Begin GIVEN INFORMATION
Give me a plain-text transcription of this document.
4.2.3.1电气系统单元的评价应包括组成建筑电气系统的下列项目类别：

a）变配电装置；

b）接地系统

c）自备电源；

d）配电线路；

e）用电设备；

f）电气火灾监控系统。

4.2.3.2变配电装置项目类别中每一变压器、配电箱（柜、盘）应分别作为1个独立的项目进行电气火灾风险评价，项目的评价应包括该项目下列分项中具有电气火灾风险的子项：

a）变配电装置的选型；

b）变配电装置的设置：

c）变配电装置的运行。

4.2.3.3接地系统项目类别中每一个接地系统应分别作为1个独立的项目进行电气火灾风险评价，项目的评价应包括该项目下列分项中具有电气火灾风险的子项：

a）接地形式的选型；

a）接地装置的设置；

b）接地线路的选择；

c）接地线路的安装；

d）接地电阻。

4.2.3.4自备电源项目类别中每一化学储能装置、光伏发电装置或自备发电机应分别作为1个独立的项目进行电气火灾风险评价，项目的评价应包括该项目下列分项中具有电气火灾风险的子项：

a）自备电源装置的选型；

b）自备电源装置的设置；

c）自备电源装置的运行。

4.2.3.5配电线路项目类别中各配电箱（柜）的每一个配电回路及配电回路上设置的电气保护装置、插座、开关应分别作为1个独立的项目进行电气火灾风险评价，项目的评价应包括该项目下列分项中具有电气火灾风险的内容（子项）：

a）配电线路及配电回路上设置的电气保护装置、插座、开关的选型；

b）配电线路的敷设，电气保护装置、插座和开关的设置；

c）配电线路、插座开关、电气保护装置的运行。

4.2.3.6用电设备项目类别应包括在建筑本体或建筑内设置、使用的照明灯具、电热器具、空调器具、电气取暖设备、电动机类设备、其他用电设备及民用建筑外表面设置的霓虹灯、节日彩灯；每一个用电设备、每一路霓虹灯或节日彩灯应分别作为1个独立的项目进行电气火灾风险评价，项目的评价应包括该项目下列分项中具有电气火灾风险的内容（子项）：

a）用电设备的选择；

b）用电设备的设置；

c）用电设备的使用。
End GIVEN INFORMATION
**EXERCISE REQUIREMENTS:** Find all lines with "项目的评价应包括该项目下列分项中具有电气火灾风险的子项" in them and copy each one.

**ANSWER:**
4.2.3.2变配电装置项目类别中每一变压器、配电箱（柜、盘）应分别作为1个独立的项目进行电气火灾风险评价，项目的评价应包括该项目下列分项中具有电气火灾风险的子项：
4.2.3.3接地系统项目类别中每一个接地系统应分别作为1个独立的项目进行电气火灾风险评价，项目的评价应包括该项目下列分项中具有电气火灾风险的子项：
4.2.3.4自备电源项目类别中每一化学储能装置、光伏发电装置或自备发电机应分别作为1个独立的项目进行电气火灾风险评价，项目的评价应包括该项目下列分项中具有电气火灾风险的子项：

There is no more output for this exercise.